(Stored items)
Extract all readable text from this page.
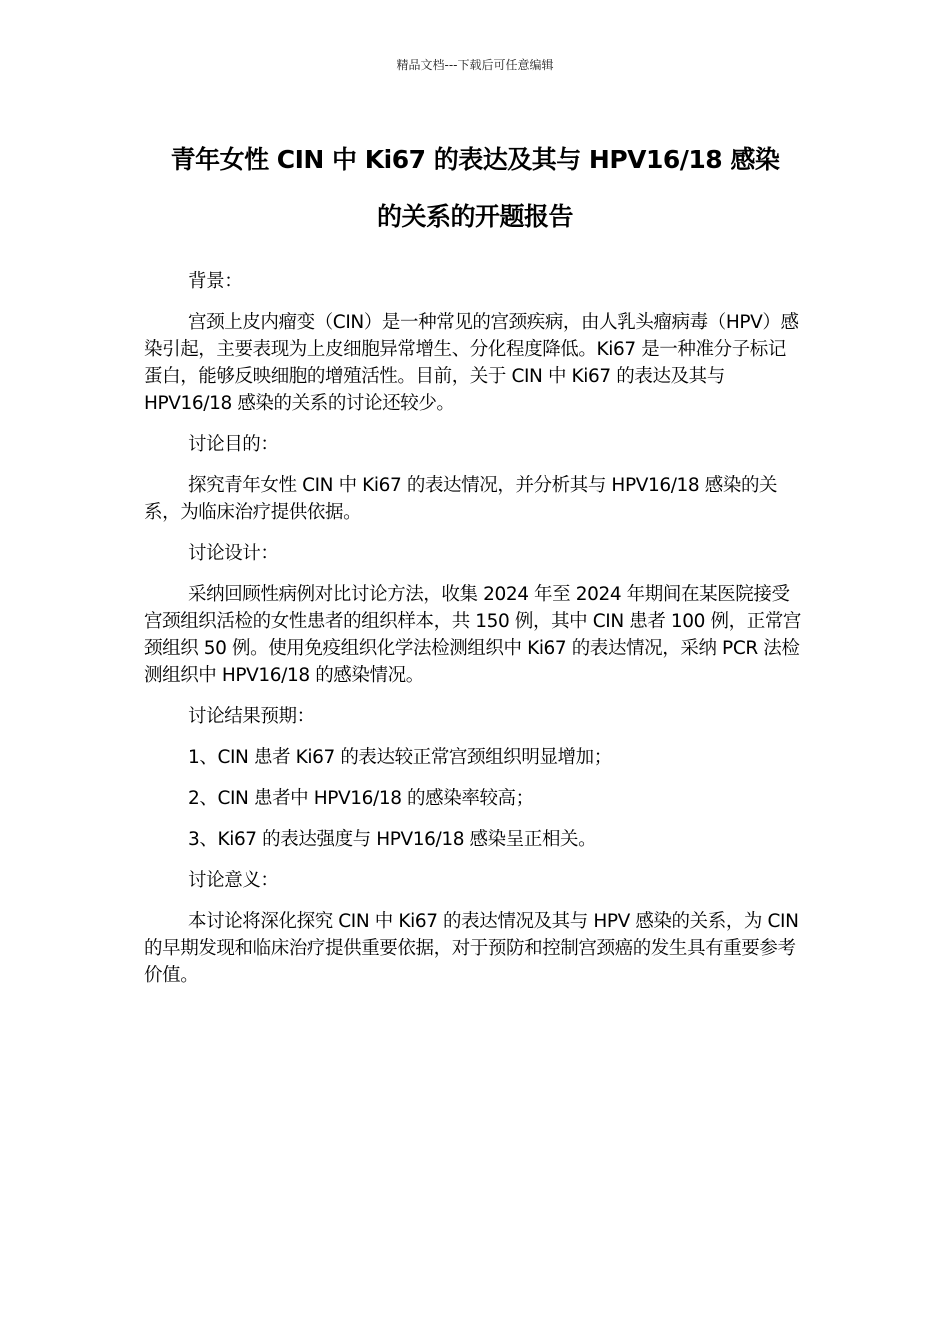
精品文档---下载后可任意编辑
青年女性 CIN 中 Ki67 的表达及其与 HPV16/18 感染
的关系的开题报告

背景：

宫颈上皮内瘤变（CIN）是一种常见的宫颈疾病，由人乳头瘤病毒（HPV）感染引起，主要表现为上皮细胞异常增生、分化程度降低。Ki67 是一种准分子标记蛋白，能够反映细胞的增殖活性。目前，关于 CIN 中 Ki67 的表达及其与 HPV16/18 感染的关系的讨论还较少。

讨论目的：

探究青年女性 CIN 中 Ki67 的表达情况，并分析其与 HPV16/18 感染的关系，为临床治疗提供依据。

讨论设计：

采纳回顾性病例对比讨论方法，收集 2024 年至 2024 年期间在某医院接受宫颈组织活检的女性患者的组织样本，共 150 例，其中 CIN 患者 100 例，正常宫颈组织 50 例。使用免疫组织化学法检测组织中 Ki67 的表达情况，采纳 PCR 法检测组织中 HPV16/18 的感染情况。

讨论结果预期：

1、CIN 患者 Ki67 的表达较正常宫颈组织明显增加；

2、CIN 患者中 HPV16/18 的感染率较高；

3、Ki67 的表达强度与 HPV16/18 感染呈正相关。

讨论意义：

本讨论将深化探究 CIN 中 Ki67 的表达情况及其与 HPV 感染的关系，为 CIN 的早期发现和临床治疗提供重要依据，对于预防和控制宫颈癌的发生具有重要参考价值。
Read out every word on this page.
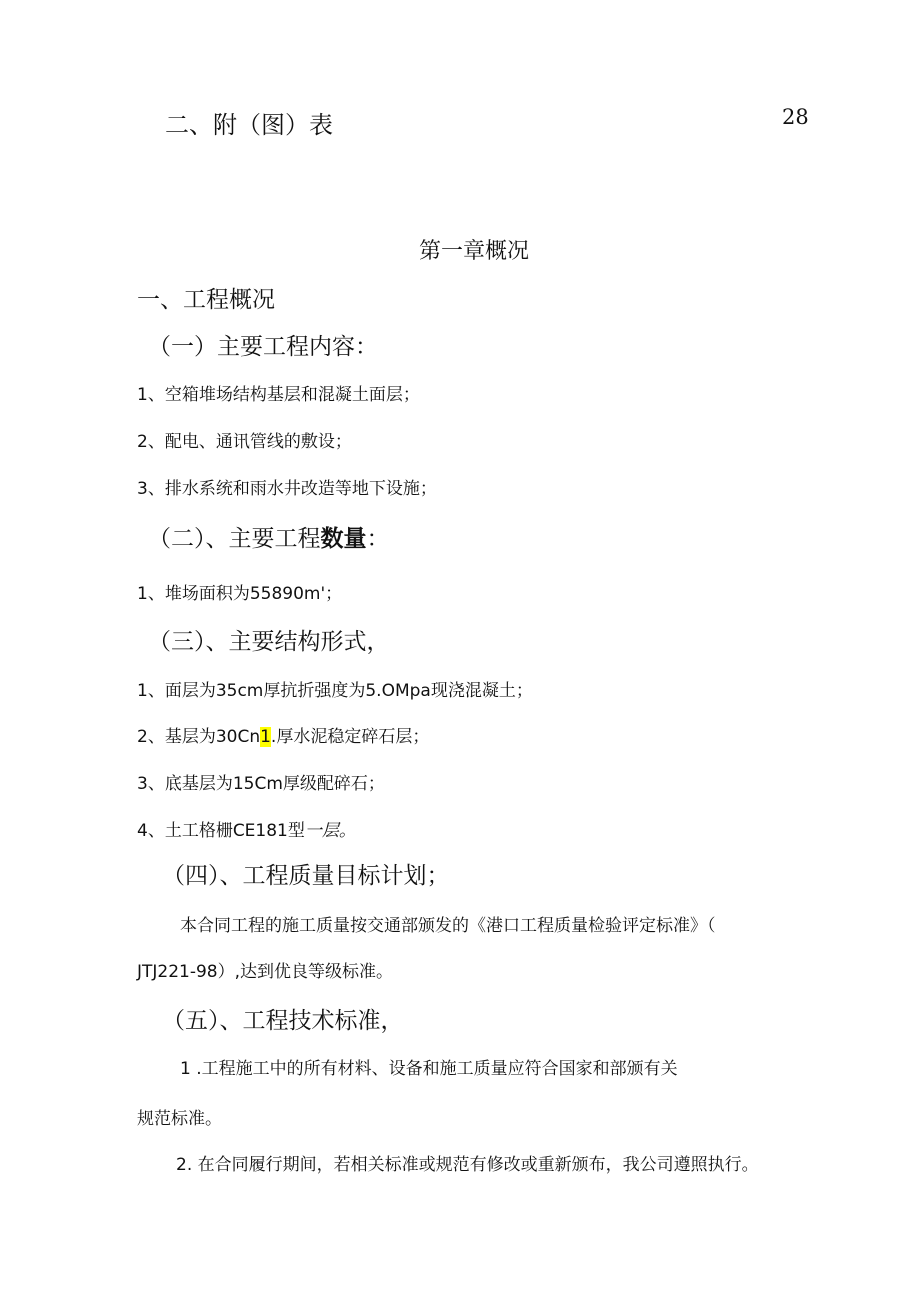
二、附（图）表	28
第一章概况
一、工程概况
（一）主要工程内容：
1、空箱堆场结构基层和混凝土面层；
2、配电、通讯管线的敷设；
3、排水系统和雨水井改造等地下设施；
（二）、主要工程数量：
1、堆场面积为55890m'；
（三）、主要结构形式，
1、面层为35cm厚抗折强度为5.OMpa现浇混凝土；
2、基层为30Cn1.厚水泥稳定碎石层；
3、底基层为15Cm厚级配碎石；
4、土工格栅CE181型一层。
（四）、工程质量目标计划；
本合同工程的施工质量按交通部颁发的《港口工程质量检验评定标准》（
JTJ221-98）,达到优良等级标准。
（五）、工程技术标准，
1 .工程施工中的所有材料、设备和施工质量应符合国家和部颁有关
规范标准。
2. 在合同履行期间，若相关标准或规范有修改或重新颁布，我公司遵照执行。
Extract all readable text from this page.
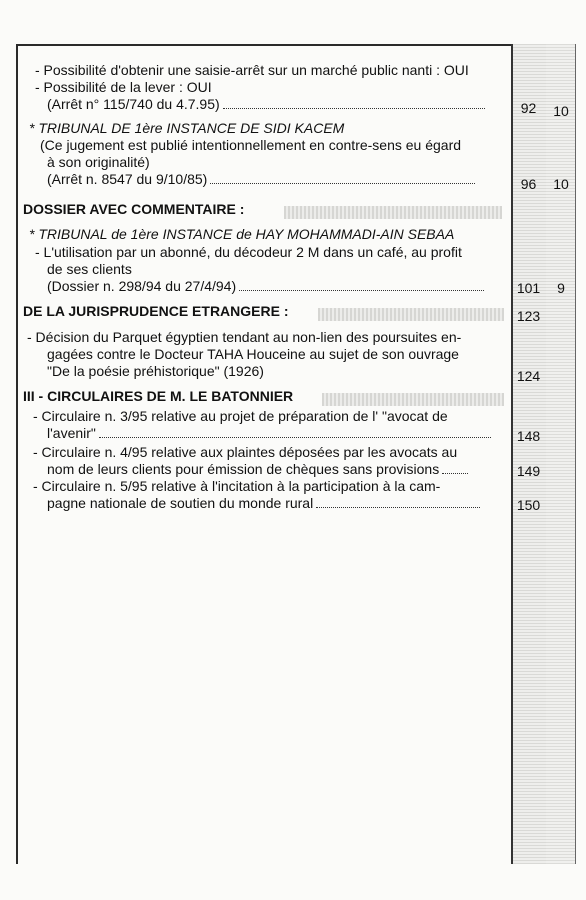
- Possibilité d'obtenir une saisie-arrêt sur un marché public nanti : OUI
- Possibilité de la lever : OUI
(Arrêt n° 115/740 du 4.7.95)	92	10
* TRIBUNAL DE 1ère INSTANCE DE SIDI KACEM
(Ce jugement est publié intentionnellement en contre-sens eu égard
à son originalité)
(Arrêt n. 8547 du 9/10/85)	96	10
DOSSIER AVEC COMMENTAIRE :
* TRIBUNAL de 1ère INSTANCE de HAY MOHAMMADI-AIN SEBAA
- L'utilisation par un abonné, du décodeur 2 M dans un café, au profit
de ses clients
(Dossier n. 298/94 du 27/4/94)	101	9
DE LA JURISPRUDENCE ETRANGERE :	123
- Décision du Parquet égyptien tendant au non-lien des poursuites en-
gagées contre le Docteur TAHA Houceine au sujet de son ouvrage
"De la poésie préhistorique" (1926)	124
III - CIRCULAIRES DE M. LE BATONNIER
- Circulaire n. 3/95 relative au projet de préparation de l' "avocat de
l'avenir"	148
- Circulaire n. 4/95 relative aux plaintes déposées par les avocats au
nom de leurs clients pour émission de chèques sans provisions	149
- Circulaire n. 5/95 relative à l'incitation à la participation à la cam-
pagne nationale de soutien du monde rural	150
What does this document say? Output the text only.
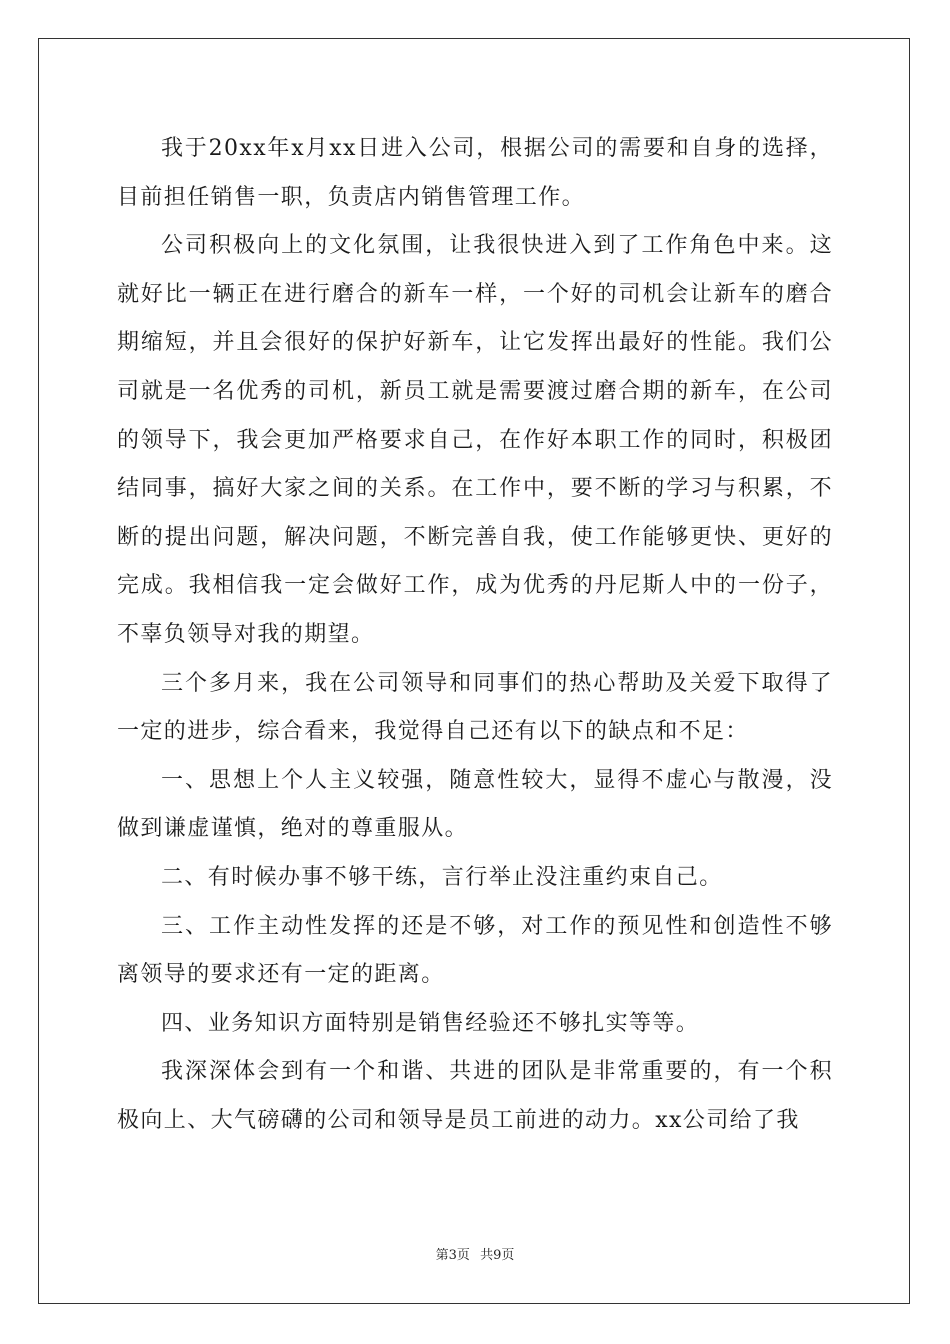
我于20xx年x月xx日进入公司，根据公司的需要和自身的选择，目前担任销售一职，负责店内销售管理工作。

公司积极向上的文化氛围，让我很快进入到了工作角色中来。这就好比一辆正在进行磨合的新车一样，一个好的司机会让新车的磨合期缩短，并且会很好的保护好新车，让它发挥出最好的性能。我们公司就是一名优秀的司机，新员工就是需要渡过磨合期的新车，在公司的领导下，我会更加严格要求自己，在作好本职工作的同时，积极团结同事，搞好大家之间的关系。在工作中，要不断的学习与积累，不断的提出问题，解决问题，不断完善自我，使工作能够更快、更好的完成。我相信我一定会做好工作，成为优秀的丹尼斯人中的一份子，不辜负领导对我的期望。

三个多月来，我在公司领导和同事们的热心帮助及关爱下取得了一定的进步，综合看来，我觉得自己还有以下的缺点和不足：

一、思想上个人主义较强，随意性较大，显得不虚心与散漫，没做到谦虚谨慎，绝对的尊重服从。

二、有时候办事不够干练，言行举止没注重约束自己。

三、工作主动性发挥的还是不够，对工作的预见性和创造性不够离领导的要求还有一定的距离。

四、业务知识方面特别是销售经验还不够扎实等等。

我深深体会到有一个和谐、共进的团队是非常重要的，有一个积极向上、大气磅礴的公司和领导是员工前进的动力。xx公司给了我

第3页 共9页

Given instruction:
Without the pictures, reproduce every line of the records above exactly.

Finished answer:
Extract all readable text from this page.
精品文档---下载后可任意编辑
青年女性 CIN 中 Ki67 的表达及其与 HPV16/18 感染
的关系的开题报告

背景：

宫颈上皮内瘤变（CIN）是一种常见的宫颈疾病，由人乳头瘤病毒（HPV）感染引起，主要表现为上皮细胞异常增生、分化程度降低。Ki67 是一种准分子标记蛋白，能够反映细胞的增殖活性。目前，关于 CIN 中 Ki67 的表达及其与 HPV16/18 感染的关系的讨论还较少。

讨论目的：

探究青年女性 CIN 中 Ki67 的表达情况，并分析其与 HPV16/18 感染的关系，为临床治疗提供依据。

讨论设计：

采纳回顾性病例对比讨论方法，收集 2024 年至 2024 年期间在某医院接受宫颈组织活检的女性患者的组织样本，共 150 例，其中 CIN 患者 100 例，正常宫颈组织 50 例。使用免疫组织化学法检测组织中 Ki67 的表达情况，采纳 PCR 法检测组织中 HPV16/18 的感染情况。

讨论结果预期：

1、CIN 患者 Ki67 的表达较正常宫颈组织明显增加；

2、CIN 患者中 HPV16/18 的感染率较高；

3、Ki67 的表达强度与 HPV16/18 感染呈正相关。

讨论意义：

本讨论将深化探究 CIN 中 Ki67 的表达情况及其与 HPV 感染的关系，为 CIN 的早期发现和临床治疗提供重要依据，对于预防和控制宫颈癌的发生具有重要参考价值。
Read out every word on this page.
二、附（图）表	28
第一章概况
一、工程概况
（一）主要工程内容：
1、空箱堆场结构基层和混凝土面层；
2、配电、通讯管线的敷设；
3、排水系统和雨水井改造等地下设施；
（二）、主要工程数量：
1、堆场面积为55890m'；
（三）、主要结构形式，
1、面层为35cm厚抗折强度为5.OMpa现浇混凝土；
2、基层为30Cn1.厚水泥稳定碎石层；
3、底基层为15Cm厚级配碎石；
4、土工格栅CE181型一层。
（四）、工程质量目标计划；
本合同工程的施工质量按交通部颁发的《港口工程质量检验评定标准》（
JTJ221-98）,达到优良等级标准。
（五）、工程技术标准，
1 .工程施工中的所有材料、设备和施工质量应符合国家和部颁有关
规范标准。
2. 在合同履行期间，若相关标准或规范有修改或重新颁布，我公司遵照执行。
Extract all readable text from this page.
- Possibilité d'obtenir une saisie-arrêt sur un marché public nanti : OUI
- Possibilité de la lever : OUI
(Arrêt n° 115/740 du 4.7.95)	92	10
* TRIBUNAL DE 1ère INSTANCE DE SIDI KACEM
(Ce jugement est publié intentionnellement en contre-sens eu égard
à son originalité)
(Arrêt n. 8547 du 9/10/85)	96	10
DOSSIER AVEC COMMENTAIRE :
* TRIBUNAL de 1ère INSTANCE de HAY MOHAMMADI-AIN SEBAA
- L'utilisation par un abonné, du décodeur 2 M dans un café, au profit
de ses clients
(Dossier n. 298/94 du 27/4/94)	101	9
DE LA JURISPRUDENCE ETRANGERE :	123
- Décision du Parquet égyptien tendant au non-lien des poursuites en-
gagées contre le Docteur TAHA Houceine au sujet de son ouvrage
"De la poésie préhistorique" (1926)	124
III - CIRCULAIRES DE M. LE BATONNIER
- Circulaire n. 3/95 relative au projet de préparation de l' "avocat de
l'avenir"	148
- Circulaire n. 4/95 relative aux plaintes déposées par les avocats au
nom de leurs clients pour émission de chèques sans provisions	149
- Circulaire n. 5/95 relative à l'incitation à la participation à la cam-
pagne nationale de soutien du monde rural	150
What does this document say? Output the text only.
我于20xx年x月xx日进入公司，根据公司的需要和自身的选择，目前担任销售一职，负责店内销售管理工作。

公司积极向上的文化氛围，让我很快进入到了工作角色中来。这就好比一辆正在进行磨合的新车一样，一个好的司机会让新车的磨合期缩短，并且会很好的保护好新车，让它发挥出最好的性能。我们公司就是一名优秀的司机，新员工就是需要渡过磨合期的新车，在公司的领导下，我会更加严格要求自己，在作好本职工作的同时，积极团结同事，搞好大家之间的关系。在工作中，要不断的学习与积累，不断的提出问题，解决问题，不断完善自我，使工作能够更快、更好的完成。我相信我一定会做好工作，成为优秀的丹尼斯人中的一份子，不辜负领导对我的期望。

三个多月来，我在公司领导和同事们的热心帮助及关爱下取得了一定的进步，综合看来，我觉得自己还有以下的缺点和不足：

一、思想上个人主义较强，随意性较大，显得不虚心与散漫，没做到谦虚谨慎，绝对的尊重服从。

二、有时候办事不够干练，言行举止没注重约束自己。

三、工作主动性发挥的还是不够，对工作的预见性和创造性不够离领导的要求还有一定的距离。

四、业务知识方面特别是销售经验还不够扎实等等。

我深深体会到有一个和谐、共进的团队是非常重要的，有一个积极向上、大气磅礴的公司和领导是员工前进的动力。xx公司给了我

第3页 共9页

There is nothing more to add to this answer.